▶ [The exercise]
Determine how many lines below hold the string "линиями". Reply with the number alone.

▶ [Material for this task]
════════

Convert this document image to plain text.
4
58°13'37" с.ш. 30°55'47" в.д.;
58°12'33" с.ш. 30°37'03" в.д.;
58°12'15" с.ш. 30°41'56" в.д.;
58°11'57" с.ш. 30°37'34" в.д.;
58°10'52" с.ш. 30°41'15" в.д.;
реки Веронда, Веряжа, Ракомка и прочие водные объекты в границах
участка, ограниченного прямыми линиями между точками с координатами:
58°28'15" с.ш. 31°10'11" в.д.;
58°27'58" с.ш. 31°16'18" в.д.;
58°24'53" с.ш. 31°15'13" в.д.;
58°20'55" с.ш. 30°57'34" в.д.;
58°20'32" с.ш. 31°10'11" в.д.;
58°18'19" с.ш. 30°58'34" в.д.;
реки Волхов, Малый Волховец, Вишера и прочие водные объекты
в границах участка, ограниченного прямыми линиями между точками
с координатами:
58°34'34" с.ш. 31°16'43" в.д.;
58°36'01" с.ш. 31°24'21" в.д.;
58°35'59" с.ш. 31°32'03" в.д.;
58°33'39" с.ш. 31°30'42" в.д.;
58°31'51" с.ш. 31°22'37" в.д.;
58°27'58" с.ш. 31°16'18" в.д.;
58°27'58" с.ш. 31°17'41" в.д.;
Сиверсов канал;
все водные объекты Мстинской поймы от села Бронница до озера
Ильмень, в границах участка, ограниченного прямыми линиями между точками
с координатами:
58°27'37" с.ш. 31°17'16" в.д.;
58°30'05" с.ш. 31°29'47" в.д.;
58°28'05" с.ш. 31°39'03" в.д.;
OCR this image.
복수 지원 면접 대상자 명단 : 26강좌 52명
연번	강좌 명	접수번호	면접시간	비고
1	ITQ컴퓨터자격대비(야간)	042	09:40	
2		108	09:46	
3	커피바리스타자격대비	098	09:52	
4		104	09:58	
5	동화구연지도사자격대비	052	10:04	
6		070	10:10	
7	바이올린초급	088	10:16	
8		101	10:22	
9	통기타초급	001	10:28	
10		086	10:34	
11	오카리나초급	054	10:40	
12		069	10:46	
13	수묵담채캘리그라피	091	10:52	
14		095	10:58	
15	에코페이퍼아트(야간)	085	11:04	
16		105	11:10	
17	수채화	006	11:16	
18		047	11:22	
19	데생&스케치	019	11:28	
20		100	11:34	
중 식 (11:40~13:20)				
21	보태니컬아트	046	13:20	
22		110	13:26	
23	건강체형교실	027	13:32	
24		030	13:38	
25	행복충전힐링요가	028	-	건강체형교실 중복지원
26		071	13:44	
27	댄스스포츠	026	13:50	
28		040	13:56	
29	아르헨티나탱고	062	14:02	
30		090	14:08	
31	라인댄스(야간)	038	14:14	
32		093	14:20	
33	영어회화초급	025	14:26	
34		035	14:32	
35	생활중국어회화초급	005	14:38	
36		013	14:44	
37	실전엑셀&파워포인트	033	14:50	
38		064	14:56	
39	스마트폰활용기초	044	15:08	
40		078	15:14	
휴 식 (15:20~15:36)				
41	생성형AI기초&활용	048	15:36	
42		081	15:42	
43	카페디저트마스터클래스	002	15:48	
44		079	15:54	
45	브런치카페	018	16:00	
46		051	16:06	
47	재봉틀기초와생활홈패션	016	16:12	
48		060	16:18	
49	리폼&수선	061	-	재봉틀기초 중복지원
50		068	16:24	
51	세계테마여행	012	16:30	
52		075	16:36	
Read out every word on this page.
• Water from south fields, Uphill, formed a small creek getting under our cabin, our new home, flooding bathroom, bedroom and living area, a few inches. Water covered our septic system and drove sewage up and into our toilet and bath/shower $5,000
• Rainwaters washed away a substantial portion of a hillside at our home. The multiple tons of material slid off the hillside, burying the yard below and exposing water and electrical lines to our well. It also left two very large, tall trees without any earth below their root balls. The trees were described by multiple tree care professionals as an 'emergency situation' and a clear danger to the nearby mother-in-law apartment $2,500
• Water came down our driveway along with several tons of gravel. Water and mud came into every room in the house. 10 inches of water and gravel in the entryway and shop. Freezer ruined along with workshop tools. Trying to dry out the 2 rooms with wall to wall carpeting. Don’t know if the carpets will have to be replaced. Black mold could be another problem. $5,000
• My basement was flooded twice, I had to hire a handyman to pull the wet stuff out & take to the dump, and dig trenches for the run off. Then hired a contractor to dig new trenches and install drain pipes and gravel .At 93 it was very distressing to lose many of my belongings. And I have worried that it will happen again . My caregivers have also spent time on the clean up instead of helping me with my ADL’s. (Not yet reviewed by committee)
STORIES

════════

▶ [Final result]
3